• What to do:
Locate and copy all lines bearing the word "down".

• Input rows:

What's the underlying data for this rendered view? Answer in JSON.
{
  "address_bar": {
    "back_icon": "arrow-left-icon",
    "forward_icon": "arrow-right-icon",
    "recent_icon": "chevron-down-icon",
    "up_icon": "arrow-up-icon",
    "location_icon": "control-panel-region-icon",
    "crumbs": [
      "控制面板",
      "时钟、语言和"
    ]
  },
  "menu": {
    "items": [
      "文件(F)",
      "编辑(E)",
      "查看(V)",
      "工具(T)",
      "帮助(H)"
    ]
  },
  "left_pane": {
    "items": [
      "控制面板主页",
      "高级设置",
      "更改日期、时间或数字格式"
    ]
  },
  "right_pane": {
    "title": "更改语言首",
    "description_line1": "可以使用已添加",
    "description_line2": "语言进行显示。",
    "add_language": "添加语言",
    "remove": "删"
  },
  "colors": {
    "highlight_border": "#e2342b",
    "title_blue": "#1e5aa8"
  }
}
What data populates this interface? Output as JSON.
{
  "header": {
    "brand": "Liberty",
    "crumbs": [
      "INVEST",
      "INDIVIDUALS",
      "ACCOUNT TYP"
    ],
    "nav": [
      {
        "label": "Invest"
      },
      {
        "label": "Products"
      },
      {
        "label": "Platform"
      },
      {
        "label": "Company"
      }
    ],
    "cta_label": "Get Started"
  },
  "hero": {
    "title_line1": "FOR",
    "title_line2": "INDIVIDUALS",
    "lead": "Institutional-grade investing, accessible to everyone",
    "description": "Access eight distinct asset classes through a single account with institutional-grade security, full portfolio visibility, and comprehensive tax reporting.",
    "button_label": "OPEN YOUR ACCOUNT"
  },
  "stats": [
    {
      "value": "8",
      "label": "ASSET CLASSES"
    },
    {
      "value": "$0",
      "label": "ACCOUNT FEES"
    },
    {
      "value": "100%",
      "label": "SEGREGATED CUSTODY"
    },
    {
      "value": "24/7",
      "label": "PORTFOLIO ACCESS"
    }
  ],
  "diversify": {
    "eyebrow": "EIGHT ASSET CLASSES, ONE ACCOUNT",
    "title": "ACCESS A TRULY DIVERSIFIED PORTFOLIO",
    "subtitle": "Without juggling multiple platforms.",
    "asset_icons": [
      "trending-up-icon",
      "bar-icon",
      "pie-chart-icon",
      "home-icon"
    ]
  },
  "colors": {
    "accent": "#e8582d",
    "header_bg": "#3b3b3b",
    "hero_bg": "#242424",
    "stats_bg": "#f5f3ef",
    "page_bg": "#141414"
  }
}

---

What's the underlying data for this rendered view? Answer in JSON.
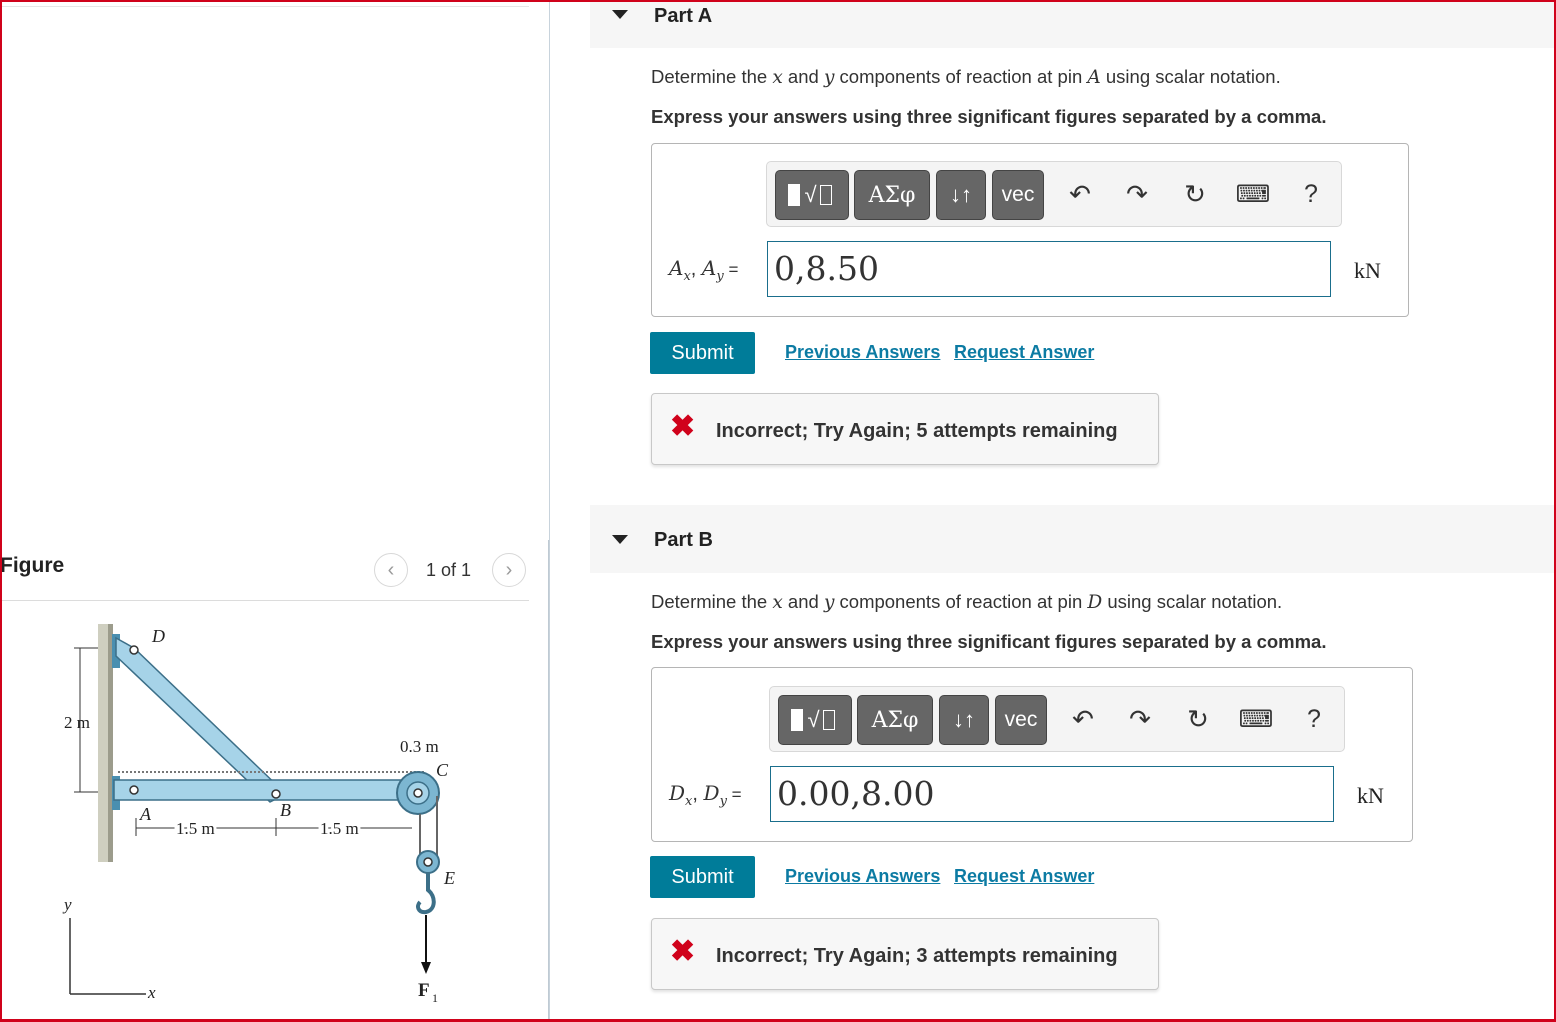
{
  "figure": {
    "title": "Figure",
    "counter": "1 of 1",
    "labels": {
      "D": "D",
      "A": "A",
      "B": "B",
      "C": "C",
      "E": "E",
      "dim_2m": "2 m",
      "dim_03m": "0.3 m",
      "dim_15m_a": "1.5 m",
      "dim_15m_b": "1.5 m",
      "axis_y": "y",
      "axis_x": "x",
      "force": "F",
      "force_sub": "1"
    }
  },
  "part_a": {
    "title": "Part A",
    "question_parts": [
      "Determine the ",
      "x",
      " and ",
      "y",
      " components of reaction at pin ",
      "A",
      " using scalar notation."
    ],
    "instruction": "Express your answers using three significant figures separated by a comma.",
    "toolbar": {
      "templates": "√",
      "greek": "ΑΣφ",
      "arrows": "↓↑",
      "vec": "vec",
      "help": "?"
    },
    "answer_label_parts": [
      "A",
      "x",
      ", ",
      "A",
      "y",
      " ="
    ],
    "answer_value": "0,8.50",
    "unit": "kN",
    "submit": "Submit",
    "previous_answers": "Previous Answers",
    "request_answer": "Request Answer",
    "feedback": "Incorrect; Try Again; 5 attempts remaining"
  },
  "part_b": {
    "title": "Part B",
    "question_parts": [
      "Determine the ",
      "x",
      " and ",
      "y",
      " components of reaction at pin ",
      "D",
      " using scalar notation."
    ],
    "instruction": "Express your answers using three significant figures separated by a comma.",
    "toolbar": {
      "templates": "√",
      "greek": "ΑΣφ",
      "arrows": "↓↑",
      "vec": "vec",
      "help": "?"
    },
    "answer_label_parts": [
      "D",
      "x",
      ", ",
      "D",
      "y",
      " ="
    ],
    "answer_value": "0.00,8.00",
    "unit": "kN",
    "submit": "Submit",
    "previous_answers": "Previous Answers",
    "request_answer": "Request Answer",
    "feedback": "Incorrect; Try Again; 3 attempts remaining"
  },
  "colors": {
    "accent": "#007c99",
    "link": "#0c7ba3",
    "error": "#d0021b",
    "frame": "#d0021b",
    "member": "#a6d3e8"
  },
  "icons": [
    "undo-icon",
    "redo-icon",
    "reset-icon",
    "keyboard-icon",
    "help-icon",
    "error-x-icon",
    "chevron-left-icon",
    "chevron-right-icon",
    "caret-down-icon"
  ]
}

• Full response:
    "recent_icon": "chevron-down-icon",
    "caret-down-icon"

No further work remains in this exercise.